─── Data extract ───
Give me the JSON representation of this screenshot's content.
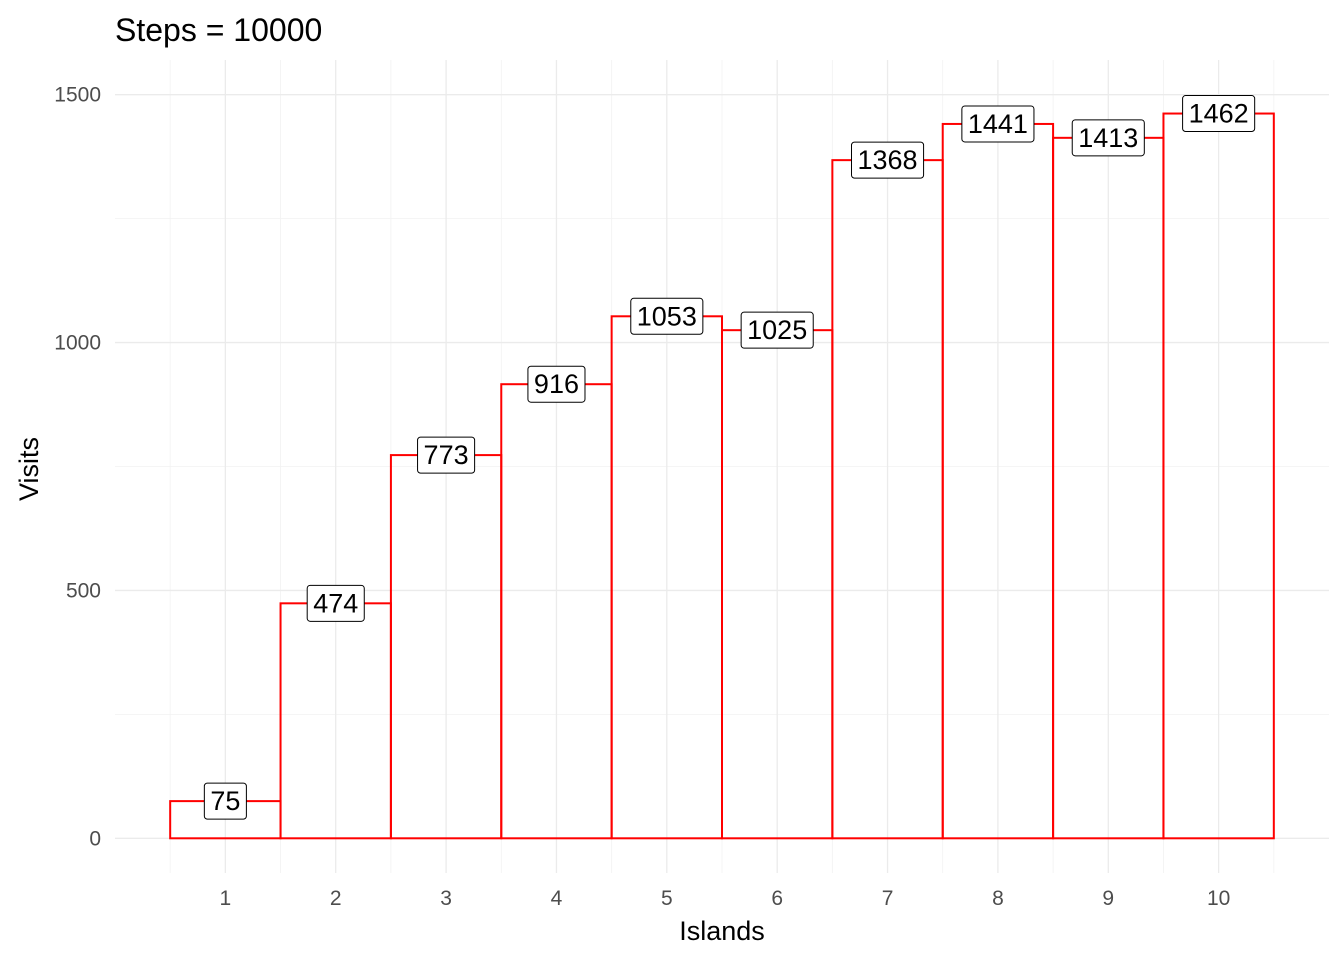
{
  "chart_data": {
    "type": "bar",
    "title": "Steps = 10000",
    "xlabel": "Islands",
    "ylabel": "Visits",
    "categories": [
      "1",
      "2",
      "3",
      "4",
      "5",
      "6",
      "7",
      "8",
      "9",
      "10"
    ],
    "values": [
      75,
      474,
      773,
      916,
      1053,
      1025,
      1368,
      1441,
      1413,
      1462
    ],
    "data_labels": [
      "75",
      "474",
      "773",
      "916",
      "1053",
      "1025",
      "1368",
      "1441",
      "1413",
      "1462"
    ],
    "yticks": [
      0,
      500,
      1000,
      1500
    ],
    "ytick_labels": [
      "0",
      "500",
      "1000",
      "1500"
    ],
    "ylim": [
      -70,
      1570
    ],
    "grid": true,
    "bar_style": "outline",
    "bar_outline_color": "#ff0000",
    "grid_color": "#ebebeb",
    "background": "#ffffff"
  }
}
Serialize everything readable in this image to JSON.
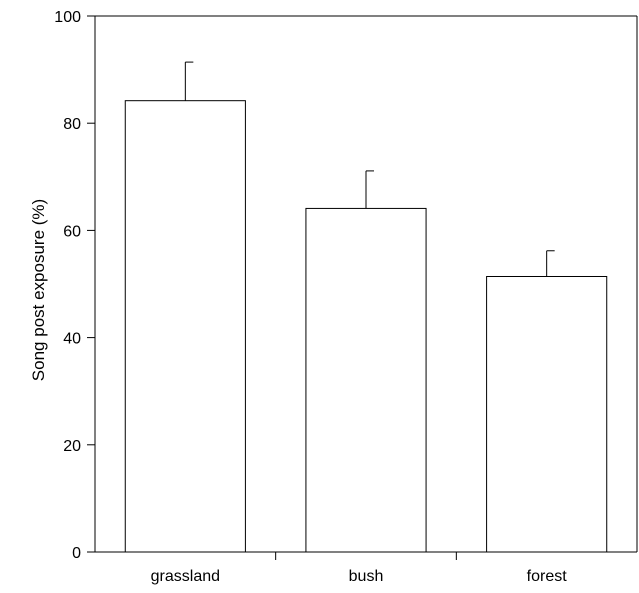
{
  "chart_data": {
    "type": "bar",
    "title": "",
    "xlabel": "",
    "ylabel": "Song post exposure (%)",
    "categories": [
      "grassland",
      "bush",
      "forest"
    ],
    "values": [
      84.2,
      64.1,
      51.4
    ],
    "error_bars": [
      7.2,
      7.0,
      4.8
    ],
    "ylim": [
      0,
      100
    ],
    "yticks": [
      0,
      20,
      40,
      60,
      80,
      100
    ],
    "grid": false,
    "legend": "none",
    "colors": {
      "bar_fill": "#ffffff",
      "bar_stroke": "#000000",
      "axis": "#000000"
    }
  }
}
───
### What to produce
Images in the data above are to be skipped. Retype all other material exactly.

### Solution to the exercise
Give me the JSON representation of this screenshot's content.
{
  "chart_data": {
    "type": "bar",
    "title": "Steps = 10000",
    "xlabel": "Islands",
    "ylabel": "Visits",
    "categories": [
      "1",
      "2",
      "3",
      "4",
      "5",
      "6",
      "7",
      "8",
      "9",
      "10"
    ],
    "values": [
      75,
      474,
      773,
      916,
      1053,
      1025,
      1368,
      1441,
      1413,
      1462
    ],
    "data_labels": [
      "75",
      "474",
      "773",
      "916",
      "1053",
      "1025",
      "1368",
      "1441",
      "1413",
      "1462"
    ],
    "yticks": [
      0,
      500,
      1000,
      1500
    ],
    "ytick_labels": [
      "0",
      "500",
      "1000",
      "1500"
    ],
    "ylim": [
      -70,
      1570
    ],
    "grid": true,
    "bar_style": "outline",
    "bar_outline_color": "#ff0000",
    "grid_color": "#ebebeb",
    "background": "#ffffff"
  }
}
Serialize everything readable in this image to JSON.
{
  "chart_data": {
    "type": "bar",
    "title": "",
    "xlabel": "",
    "ylabel": "Song post exposure (%)",
    "categories": [
      "grassland",
      "bush",
      "forest"
    ],
    "values": [
      84.2,
      64.1,
      51.4
    ],
    "error_bars": [
      7.2,
      7.0,
      4.8
    ],
    "ylim": [
      0,
      100
    ],
    "yticks": [
      0,
      20,
      40,
      60,
      80,
      100
    ],
    "grid": false,
    "legend": "none",
    "colors": {
      "bar_fill": "#ffffff",
      "bar_stroke": "#000000",
      "axis": "#000000"
    }
  }
}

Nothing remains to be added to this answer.